• [DATA ROWS]:
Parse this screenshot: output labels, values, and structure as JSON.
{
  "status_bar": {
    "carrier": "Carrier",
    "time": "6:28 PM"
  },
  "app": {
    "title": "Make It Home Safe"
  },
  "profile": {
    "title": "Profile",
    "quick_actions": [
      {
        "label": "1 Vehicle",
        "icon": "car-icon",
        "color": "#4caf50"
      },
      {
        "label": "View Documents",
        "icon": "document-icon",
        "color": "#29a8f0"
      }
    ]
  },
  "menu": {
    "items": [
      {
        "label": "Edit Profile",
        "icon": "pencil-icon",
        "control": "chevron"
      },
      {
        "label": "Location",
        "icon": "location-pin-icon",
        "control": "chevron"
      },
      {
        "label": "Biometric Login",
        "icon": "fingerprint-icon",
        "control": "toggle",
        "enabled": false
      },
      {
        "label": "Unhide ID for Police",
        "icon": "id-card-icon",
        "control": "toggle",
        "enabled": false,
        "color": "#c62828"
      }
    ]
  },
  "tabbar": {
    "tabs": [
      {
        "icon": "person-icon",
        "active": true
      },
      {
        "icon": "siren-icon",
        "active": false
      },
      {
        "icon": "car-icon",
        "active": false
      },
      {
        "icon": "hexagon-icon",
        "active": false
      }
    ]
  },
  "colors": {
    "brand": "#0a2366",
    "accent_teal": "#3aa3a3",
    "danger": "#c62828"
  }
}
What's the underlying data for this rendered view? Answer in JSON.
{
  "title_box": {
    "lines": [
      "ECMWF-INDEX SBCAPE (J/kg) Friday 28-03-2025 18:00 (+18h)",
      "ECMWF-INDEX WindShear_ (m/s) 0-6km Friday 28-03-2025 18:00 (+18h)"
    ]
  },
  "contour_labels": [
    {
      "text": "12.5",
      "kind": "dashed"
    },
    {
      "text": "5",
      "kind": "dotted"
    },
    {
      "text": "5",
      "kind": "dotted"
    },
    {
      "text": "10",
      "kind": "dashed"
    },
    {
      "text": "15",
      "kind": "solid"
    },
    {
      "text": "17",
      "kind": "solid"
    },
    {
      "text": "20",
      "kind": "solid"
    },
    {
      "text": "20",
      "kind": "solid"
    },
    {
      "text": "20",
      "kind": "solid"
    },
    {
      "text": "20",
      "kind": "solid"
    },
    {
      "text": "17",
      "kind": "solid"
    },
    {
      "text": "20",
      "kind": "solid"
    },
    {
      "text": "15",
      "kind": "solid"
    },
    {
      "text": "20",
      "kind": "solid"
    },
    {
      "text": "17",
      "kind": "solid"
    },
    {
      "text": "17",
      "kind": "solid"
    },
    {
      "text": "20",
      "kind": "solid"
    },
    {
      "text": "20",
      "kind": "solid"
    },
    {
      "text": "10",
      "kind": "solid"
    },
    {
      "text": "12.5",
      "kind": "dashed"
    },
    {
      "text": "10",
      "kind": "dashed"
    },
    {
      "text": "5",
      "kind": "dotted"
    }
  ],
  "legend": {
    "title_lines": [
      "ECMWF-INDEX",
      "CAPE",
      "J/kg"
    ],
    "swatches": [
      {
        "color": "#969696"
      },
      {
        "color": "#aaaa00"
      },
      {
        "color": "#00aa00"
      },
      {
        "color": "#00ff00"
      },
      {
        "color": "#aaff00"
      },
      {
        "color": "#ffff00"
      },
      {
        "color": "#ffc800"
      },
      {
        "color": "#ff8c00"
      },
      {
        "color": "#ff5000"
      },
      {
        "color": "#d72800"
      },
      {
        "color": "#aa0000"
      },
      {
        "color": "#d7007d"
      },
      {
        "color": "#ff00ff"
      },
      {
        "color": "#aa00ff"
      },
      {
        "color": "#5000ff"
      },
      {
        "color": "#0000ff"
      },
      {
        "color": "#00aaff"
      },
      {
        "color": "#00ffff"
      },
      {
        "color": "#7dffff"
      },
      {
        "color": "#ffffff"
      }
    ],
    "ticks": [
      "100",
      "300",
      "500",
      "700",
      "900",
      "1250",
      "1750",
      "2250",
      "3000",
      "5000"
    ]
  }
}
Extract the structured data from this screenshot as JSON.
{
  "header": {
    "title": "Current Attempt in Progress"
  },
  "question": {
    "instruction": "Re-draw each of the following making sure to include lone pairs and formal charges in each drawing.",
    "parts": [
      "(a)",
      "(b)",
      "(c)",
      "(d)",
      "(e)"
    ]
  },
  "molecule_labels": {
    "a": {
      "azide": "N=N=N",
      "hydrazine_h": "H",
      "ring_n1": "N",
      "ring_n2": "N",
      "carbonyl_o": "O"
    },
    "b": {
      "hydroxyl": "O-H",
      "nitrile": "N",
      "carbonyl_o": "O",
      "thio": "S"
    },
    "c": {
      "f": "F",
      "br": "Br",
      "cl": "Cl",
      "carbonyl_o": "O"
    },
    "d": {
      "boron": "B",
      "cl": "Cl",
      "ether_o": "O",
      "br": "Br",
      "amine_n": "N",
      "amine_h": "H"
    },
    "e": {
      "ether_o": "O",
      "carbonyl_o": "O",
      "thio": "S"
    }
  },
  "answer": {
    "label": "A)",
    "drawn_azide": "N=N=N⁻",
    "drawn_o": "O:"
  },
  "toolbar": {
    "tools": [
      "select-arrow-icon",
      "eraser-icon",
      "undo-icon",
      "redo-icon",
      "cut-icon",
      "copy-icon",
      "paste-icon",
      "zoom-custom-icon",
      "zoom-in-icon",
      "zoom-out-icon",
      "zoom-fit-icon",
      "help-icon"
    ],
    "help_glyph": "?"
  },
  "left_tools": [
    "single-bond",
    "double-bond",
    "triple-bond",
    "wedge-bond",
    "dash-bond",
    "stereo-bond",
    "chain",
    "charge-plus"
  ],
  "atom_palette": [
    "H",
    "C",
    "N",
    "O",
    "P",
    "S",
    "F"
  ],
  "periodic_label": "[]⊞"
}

• [WHAT YOU WILL DO]: Identify and list each line with the word "ECMWF".

• [SOLUTION]:
      "ECMWF-INDEX SBCAPE (J/kg) Friday 28-03-2025 18:00 (+18h)",
      "ECMWF-INDEX WindShear_ (m/s) 0-6km Friday 28-03-2025 18:00 (+18h)"
      "ECMWF-INDEX",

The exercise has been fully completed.